====== Given records
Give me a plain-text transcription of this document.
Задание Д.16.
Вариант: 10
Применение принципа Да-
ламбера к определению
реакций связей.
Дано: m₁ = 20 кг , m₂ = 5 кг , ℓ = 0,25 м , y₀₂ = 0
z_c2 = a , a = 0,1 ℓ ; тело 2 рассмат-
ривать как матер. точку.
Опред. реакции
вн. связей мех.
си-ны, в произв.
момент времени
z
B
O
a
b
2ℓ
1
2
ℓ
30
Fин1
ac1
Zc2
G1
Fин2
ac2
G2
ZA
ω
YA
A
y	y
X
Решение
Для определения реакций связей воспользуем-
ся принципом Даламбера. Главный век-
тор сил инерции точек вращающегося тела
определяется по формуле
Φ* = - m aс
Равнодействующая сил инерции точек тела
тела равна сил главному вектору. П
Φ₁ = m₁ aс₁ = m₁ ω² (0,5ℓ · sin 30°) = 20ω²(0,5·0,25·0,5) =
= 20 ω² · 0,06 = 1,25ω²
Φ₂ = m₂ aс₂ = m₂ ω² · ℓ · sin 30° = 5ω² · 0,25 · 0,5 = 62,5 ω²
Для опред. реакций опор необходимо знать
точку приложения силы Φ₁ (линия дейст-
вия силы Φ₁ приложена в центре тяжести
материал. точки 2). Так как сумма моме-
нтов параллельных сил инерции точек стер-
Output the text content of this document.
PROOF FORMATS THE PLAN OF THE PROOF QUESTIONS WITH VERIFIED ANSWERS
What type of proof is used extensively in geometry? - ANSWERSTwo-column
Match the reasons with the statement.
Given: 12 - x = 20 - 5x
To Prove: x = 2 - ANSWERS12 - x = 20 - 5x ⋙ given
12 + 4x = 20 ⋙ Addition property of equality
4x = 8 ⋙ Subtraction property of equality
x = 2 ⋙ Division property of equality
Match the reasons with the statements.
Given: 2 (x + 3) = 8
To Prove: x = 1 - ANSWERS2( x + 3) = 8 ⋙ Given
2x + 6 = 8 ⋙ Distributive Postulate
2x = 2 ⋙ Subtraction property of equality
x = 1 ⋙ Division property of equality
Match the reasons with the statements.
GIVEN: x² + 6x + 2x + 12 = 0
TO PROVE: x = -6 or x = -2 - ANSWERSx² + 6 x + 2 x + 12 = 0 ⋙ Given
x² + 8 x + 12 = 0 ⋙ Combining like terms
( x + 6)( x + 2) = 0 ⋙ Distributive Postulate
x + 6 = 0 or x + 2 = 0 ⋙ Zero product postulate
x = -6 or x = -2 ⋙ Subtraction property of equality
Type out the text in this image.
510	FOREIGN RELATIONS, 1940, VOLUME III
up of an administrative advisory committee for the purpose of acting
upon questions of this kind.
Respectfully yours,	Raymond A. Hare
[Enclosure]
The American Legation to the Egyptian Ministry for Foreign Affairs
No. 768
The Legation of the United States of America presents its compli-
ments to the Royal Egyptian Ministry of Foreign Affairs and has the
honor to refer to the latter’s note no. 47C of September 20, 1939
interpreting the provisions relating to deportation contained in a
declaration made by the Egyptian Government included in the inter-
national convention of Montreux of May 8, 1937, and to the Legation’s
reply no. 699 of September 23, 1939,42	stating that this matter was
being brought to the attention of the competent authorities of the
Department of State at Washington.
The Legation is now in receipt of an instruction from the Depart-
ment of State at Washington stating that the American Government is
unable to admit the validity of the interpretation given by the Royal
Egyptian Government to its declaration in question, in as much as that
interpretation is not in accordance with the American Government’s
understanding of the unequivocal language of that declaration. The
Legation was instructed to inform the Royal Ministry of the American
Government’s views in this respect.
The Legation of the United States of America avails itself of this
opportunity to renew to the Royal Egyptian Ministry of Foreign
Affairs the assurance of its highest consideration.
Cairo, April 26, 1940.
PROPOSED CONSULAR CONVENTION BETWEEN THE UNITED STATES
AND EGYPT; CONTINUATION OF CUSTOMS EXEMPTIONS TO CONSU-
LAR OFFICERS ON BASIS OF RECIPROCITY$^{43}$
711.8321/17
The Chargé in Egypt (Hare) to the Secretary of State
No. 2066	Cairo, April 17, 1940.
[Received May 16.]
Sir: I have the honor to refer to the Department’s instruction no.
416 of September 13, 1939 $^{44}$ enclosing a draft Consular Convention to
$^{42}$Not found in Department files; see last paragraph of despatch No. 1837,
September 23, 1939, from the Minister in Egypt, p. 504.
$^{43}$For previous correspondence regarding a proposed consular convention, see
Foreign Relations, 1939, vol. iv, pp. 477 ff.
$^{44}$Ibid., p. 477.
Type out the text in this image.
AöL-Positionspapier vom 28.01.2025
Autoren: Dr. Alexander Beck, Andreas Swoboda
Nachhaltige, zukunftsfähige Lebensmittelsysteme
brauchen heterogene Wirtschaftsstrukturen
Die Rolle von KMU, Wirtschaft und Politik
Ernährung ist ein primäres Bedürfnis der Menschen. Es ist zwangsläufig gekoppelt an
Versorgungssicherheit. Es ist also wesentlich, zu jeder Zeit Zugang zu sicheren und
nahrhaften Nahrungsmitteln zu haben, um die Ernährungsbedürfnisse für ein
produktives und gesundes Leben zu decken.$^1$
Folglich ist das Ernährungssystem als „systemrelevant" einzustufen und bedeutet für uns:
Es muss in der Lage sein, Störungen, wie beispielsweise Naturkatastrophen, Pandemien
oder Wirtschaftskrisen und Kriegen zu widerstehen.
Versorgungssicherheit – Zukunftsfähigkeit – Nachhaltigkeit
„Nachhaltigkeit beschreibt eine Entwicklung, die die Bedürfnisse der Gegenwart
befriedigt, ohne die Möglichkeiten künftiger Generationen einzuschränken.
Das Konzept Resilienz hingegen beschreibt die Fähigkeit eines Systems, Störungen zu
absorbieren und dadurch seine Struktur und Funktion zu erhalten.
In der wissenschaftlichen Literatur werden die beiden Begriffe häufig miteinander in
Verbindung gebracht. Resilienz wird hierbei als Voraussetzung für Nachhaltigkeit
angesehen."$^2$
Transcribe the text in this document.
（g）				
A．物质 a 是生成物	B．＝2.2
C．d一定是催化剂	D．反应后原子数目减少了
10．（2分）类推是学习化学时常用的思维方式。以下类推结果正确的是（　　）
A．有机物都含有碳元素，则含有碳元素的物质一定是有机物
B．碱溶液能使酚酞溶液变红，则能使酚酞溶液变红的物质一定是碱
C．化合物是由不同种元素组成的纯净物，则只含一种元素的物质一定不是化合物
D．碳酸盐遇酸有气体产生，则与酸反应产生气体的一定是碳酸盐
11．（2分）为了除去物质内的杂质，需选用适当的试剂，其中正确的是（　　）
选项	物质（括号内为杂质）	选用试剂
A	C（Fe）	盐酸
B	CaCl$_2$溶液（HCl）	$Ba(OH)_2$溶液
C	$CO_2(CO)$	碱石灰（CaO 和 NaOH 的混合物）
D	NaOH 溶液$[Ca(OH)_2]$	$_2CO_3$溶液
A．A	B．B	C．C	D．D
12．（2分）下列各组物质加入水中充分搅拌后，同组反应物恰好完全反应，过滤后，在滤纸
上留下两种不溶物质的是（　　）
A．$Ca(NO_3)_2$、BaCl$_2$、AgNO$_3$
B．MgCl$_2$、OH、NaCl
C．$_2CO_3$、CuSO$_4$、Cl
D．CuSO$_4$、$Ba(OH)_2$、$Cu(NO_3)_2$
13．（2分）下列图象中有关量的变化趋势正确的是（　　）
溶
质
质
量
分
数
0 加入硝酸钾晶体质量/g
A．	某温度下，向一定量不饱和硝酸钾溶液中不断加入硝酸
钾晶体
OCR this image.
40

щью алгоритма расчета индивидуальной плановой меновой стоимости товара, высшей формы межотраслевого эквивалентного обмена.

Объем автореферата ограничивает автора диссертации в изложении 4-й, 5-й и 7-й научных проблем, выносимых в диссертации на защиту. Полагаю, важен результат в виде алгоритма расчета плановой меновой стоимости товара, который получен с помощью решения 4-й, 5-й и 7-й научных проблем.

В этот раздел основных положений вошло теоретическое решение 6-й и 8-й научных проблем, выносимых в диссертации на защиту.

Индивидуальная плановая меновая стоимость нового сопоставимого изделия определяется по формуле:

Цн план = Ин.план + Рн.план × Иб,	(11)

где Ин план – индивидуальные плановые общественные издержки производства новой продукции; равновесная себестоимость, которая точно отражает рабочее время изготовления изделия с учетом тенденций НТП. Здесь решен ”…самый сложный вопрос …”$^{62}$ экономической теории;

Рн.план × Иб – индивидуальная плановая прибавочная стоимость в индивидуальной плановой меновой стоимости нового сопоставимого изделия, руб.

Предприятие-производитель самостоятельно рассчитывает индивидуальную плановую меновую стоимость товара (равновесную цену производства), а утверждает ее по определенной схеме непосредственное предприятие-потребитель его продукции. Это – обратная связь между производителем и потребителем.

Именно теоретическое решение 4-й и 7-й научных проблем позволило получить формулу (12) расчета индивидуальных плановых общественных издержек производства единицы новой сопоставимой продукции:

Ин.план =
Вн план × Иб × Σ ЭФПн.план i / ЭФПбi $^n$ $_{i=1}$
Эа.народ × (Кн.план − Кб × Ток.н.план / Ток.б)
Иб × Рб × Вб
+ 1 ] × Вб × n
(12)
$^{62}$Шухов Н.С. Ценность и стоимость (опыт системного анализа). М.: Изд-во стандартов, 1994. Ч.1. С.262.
============
Give the number of lines above that hold the word "declaration", and nothing more.

> **Result of the task**: 3